» **Short exercise**
Print the entries verbatim, leaving out the images they contain.

» **Task material**
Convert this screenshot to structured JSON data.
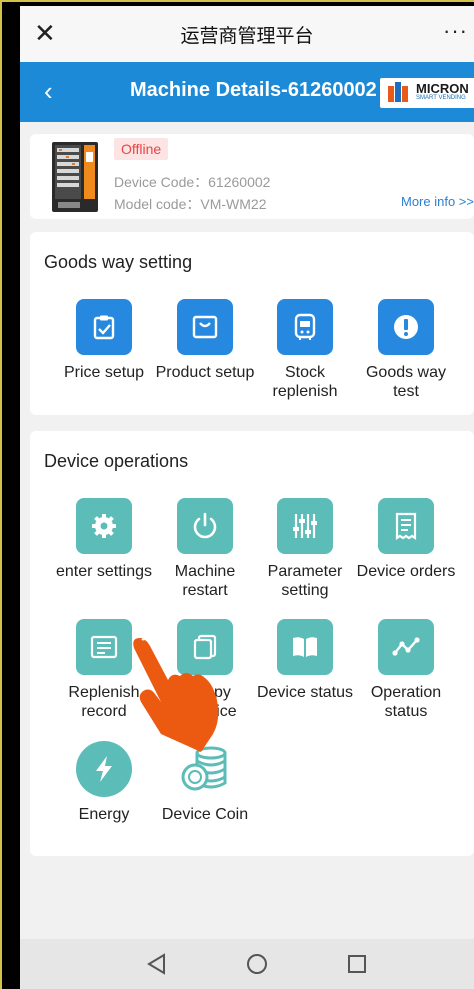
{
  "titlebar": {
    "close_glyph": "✕",
    "title": "运营商管理平台",
    "more_glyph": "···"
  },
  "header": {
    "back_glyph": "‹",
    "title": "Machine Details-61260002",
    "logo": {
      "brand": "MICRON",
      "tagline": "SMART VENDING"
    },
    "bg_color": "#1c8ad6"
  },
  "device": {
    "status": "Offline",
    "device_code": "Device Code：61260002",
    "model_code": "Model code：VM-WM22",
    "more_info": "More info >>"
  },
  "goods_way": {
    "title": "Goods way setting",
    "items": [
      {
        "label": "Price setup",
        "icon": "clipboard-check-icon"
      },
      {
        "label": "Product setup",
        "icon": "product-box-icon"
      },
      {
        "label": "Stock replenish",
        "icon": "stock-device-icon"
      },
      {
        "label": "Goods way test",
        "icon": "exclamation-icon"
      }
    ]
  },
  "device_ops": {
    "title": "Device operations",
    "items": [
      {
        "label": "enter settings",
        "icon": "gear-icon"
      },
      {
        "label": "Machine restart",
        "icon": "power-icon"
      },
      {
        "label": "Parameter setting",
        "icon": "sliders-icon"
      },
      {
        "label": "Device orders",
        "icon": "receipt-icon"
      },
      {
        "label": "Replenish record",
        "icon": "replenish-record-icon"
      },
      {
        "label": "Copy device",
        "icon": "copy-icon"
      },
      {
        "label": "Device status",
        "icon": "book-icon"
      },
      {
        "label": "Operation status",
        "icon": "line-graph-icon"
      },
      {
        "label": "Energy",
        "icon": "lightning-icon"
      },
      {
        "label": "Device Coin",
        "icon": "coin-stack-icon"
      }
    ]
  },
  "visible_labels": {
    "replenish_l1": "Replenish",
    "replenish_l2": "record",
    "copy_l1": "opy",
    "copy_l2": "evice"
  },
  "navbar": {
    "back": "◁",
    "home": "○",
    "recent": "□"
  },
  "colors": {
    "accent_blue": "#2688de",
    "teal": "#5cbcb8",
    "offline_red": "#e64545"
  }
}
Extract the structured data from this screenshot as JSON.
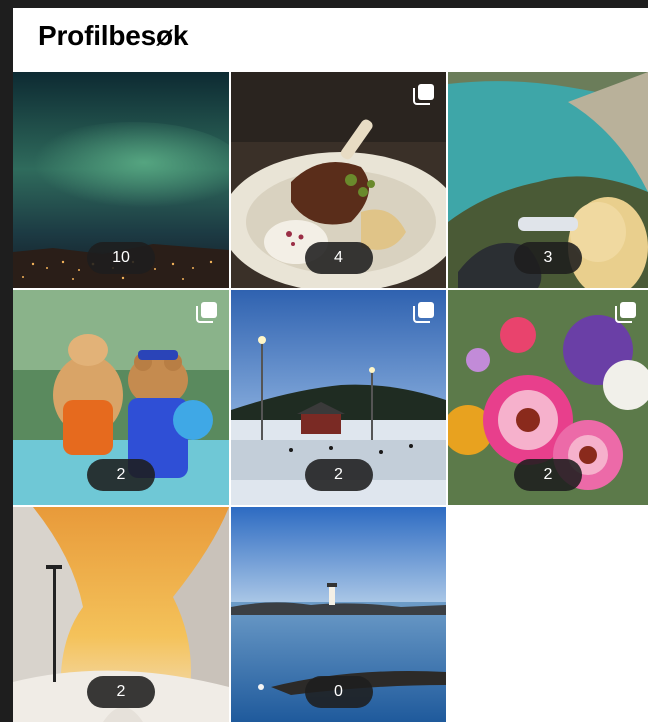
{
  "header": {
    "title": "Profilbesøk"
  },
  "posts": [
    {
      "name": "aurora-night-city",
      "count": "10",
      "multi": false
    },
    {
      "name": "lamb-dish-plate",
      "count": "4",
      "multi": true
    },
    {
      "name": "coastal-cliff-view",
      "count": "3",
      "multi": false
    },
    {
      "name": "mascots-pool",
      "count": "2",
      "multi": true
    },
    {
      "name": "ice-rink-evening",
      "count": "2",
      "multi": true
    },
    {
      "name": "flower-bouquet",
      "count": "2",
      "multi": true
    },
    {
      "name": "snowy-sunset-forest",
      "count": "2",
      "multi": false
    },
    {
      "name": "lighthouse-sea",
      "count": "0",
      "multi": false
    }
  ],
  "colors": {
    "background": "#ffffff",
    "frame_bg": "#1e1e1e",
    "pill_bg": "#1e1e1e",
    "pill_text": "#ffffff"
  },
  "icons": {
    "multi_post": "carousel-icon"
  }
}
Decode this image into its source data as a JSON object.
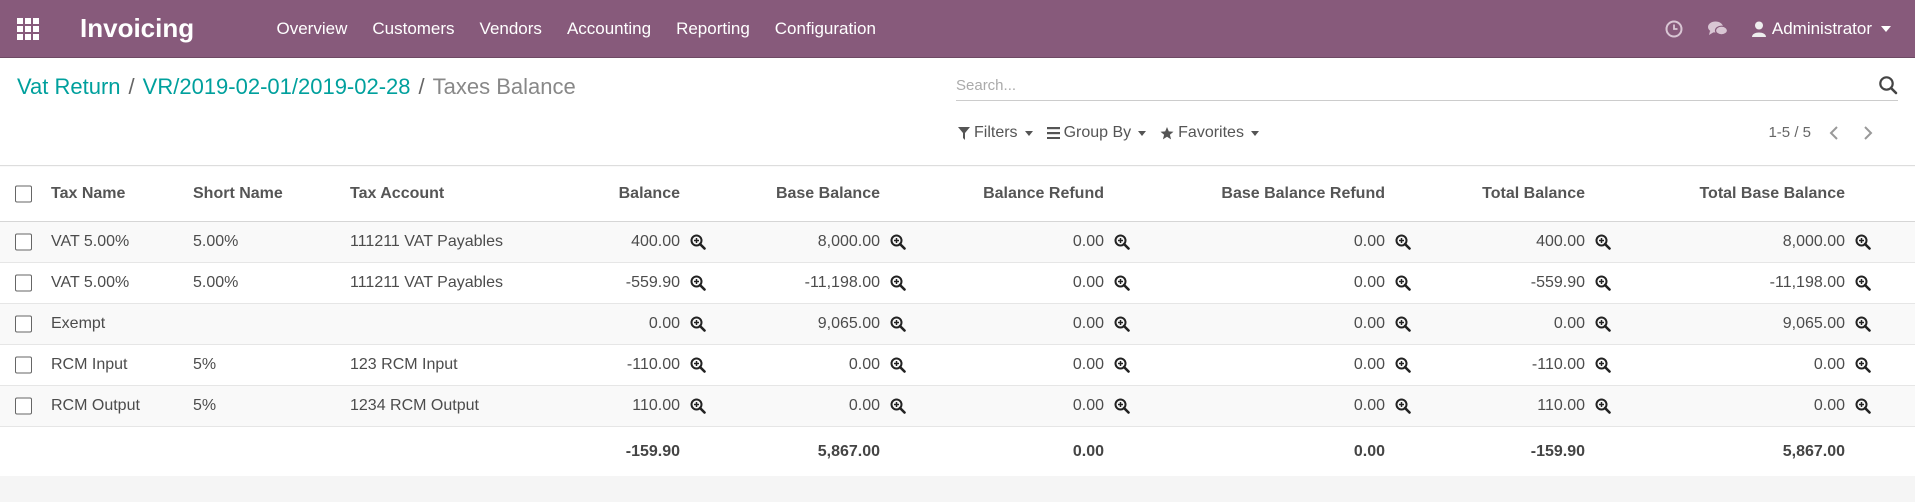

» **Reply to the exercise**
Convert this screenshot to structured JSON data.
{
  "titlebar": {
    "close_glyph": "✕",
    "title": "运营商管理平台",
    "more_glyph": "···"
  },
  "header": {
    "back_glyph": "‹",
    "title": "Machine Details-61260002",
    "logo": {
      "brand": "MICRON",
      "tagline": "SMART VENDING"
    },
    "bg_color": "#1c8ad6"
  },
  "device": {
    "status": "Offline",
    "device_code": "Device Code：61260002",
    "model_code": "Model code：VM-WM22",
    "more_info": "More info >>"
  },
  "goods_way": {
    "title": "Goods way setting",
    "items": [
      {
        "label": "Price setup",
        "icon": "clipboard-check-icon"
      },
      {
        "label": "Product setup",
        "icon": "product-box-icon"
      },
      {
        "label": "Stock replenish",
        "icon": "stock-device-icon"
      },
      {
        "label": "Goods way test",
        "icon": "exclamation-icon"
      }
    ]
  },
  "device_ops": {
    "title": "Device operations",
    "items": [
      {
        "label": "enter settings",
        "icon": "gear-icon"
      },
      {
        "label": "Machine restart",
        "icon": "power-icon"
      },
      {
        "label": "Parameter setting",
        "icon": "sliders-icon"
      },
      {
        "label": "Device orders",
        "icon": "receipt-icon"
      },
      {
        "label": "Replenish record",
        "icon": "replenish-record-icon"
      },
      {
        "label": "Copy device",
        "icon": "copy-icon"
      },
      {
        "label": "Device status",
        "icon": "book-icon"
      },
      {
        "label": "Operation status",
        "icon": "line-graph-icon"
      },
      {
        "label": "Energy",
        "icon": "lightning-icon"
      },
      {
        "label": "Device Coin",
        "icon": "coin-stack-icon"
      }
    ]
  },
  "visible_labels": {
    "replenish_l1": "Replenish",
    "replenish_l2": "record",
    "copy_l1": "opy",
    "copy_l2": "evice"
  },
  "navbar": {
    "back": "◁",
    "home": "○",
    "recent": "□"
  },
  "colors": {
    "accent_blue": "#2688de",
    "teal": "#5cbcb8",
    "offline_red": "#e64545"
  }
}
Extract the structured data from this screenshot as JSON.
{
  "header": {
    "title": "Profilbesøk"
  },
  "posts": [
    {
      "name": "aurora-night-city",
      "count": "10",
      "multi": false
    },
    {
      "name": "lamb-dish-plate",
      "count": "4",
      "multi": true
    },
    {
      "name": "coastal-cliff-view",
      "count": "3",
      "multi": false
    },
    {
      "name": "mascots-pool",
      "count": "2",
      "multi": true
    },
    {
      "name": "ice-rink-evening",
      "count": "2",
      "multi": true
    },
    {
      "name": "flower-bouquet",
      "count": "2",
      "multi": true
    },
    {
      "name": "snowy-sunset-forest",
      "count": "2",
      "multi": false
    },
    {
      "name": "lighthouse-sea",
      "count": "0",
      "multi": false
    }
  ],
  "colors": {
    "background": "#ffffff",
    "frame_bg": "#1e1e1e",
    "pill_bg": "#1e1e1e",
    "pill_text": "#ffffff"
  },
  "icons": {
    "multi_post": "carousel-icon"
  }
}
Decode this image into its source data as a JSON object.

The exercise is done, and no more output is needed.